* Begin Dataset entries *

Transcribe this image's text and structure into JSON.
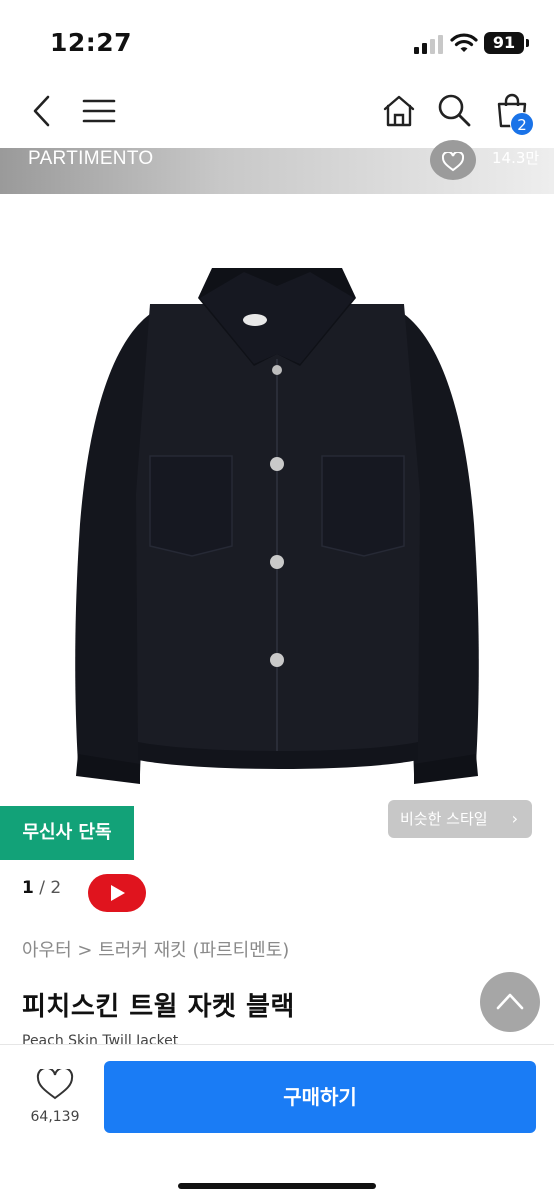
{
  "status_bar": {
    "time": "12:27",
    "battery": "91"
  },
  "header": {
    "cart_count": "2"
  },
  "brand": {
    "name": "PARTIMENTO",
    "like_count": "14.3만"
  },
  "gallery": {
    "exclusive_badge": "무신사 단독",
    "similar_style": "비슷한 스타일",
    "current_page": "1",
    "total_pages": "2"
  },
  "product": {
    "breadcrumb": "아우터 > 트러커 재킷 (파르티멘토)",
    "title": "피치스킨 트윌 자켓 블랙",
    "subtitle": "Peach Skin Twill Jacket"
  },
  "bottom": {
    "like_count": "64,139",
    "buy_label": "구매하기"
  },
  "colors": {
    "accent": "#1a7cf5",
    "exclusive": "#12a278",
    "video": "#e0141e",
    "badge": "#1a73e8"
  }
}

* End Dataset entries *

Nothing but the pictures may be dropped; output the records above exactly.

_Correct response_:
Transcribe this image's text and structure into JSON.
{
  "status_bar": {
    "time": "12:27",
    "battery": "91"
  },
  "header": {
    "cart_count": "2"
  },
  "brand": {
    "name": "PARTIMENTO",
    "like_count": "14.3만"
  },
  "gallery": {
    "exclusive_badge": "무신사 단독",
    "similar_style": "비슷한 스타일",
    "current_page": "1",
    "total_pages": "2"
  },
  "product": {
    "breadcrumb": "아우터 > 트러커 재킷 (파르티멘토)",
    "title": "피치스킨 트윌 자켓 블랙",
    "subtitle": "Peach Skin Twill Jacket"
  },
  "bottom": {
    "like_count": "64,139",
    "buy_label": "구매하기"
  },
  "colors": {
    "accent": "#1a7cf5",
    "exclusive": "#12a278",
    "video": "#e0141e",
    "badge": "#1a73e8"
  }
}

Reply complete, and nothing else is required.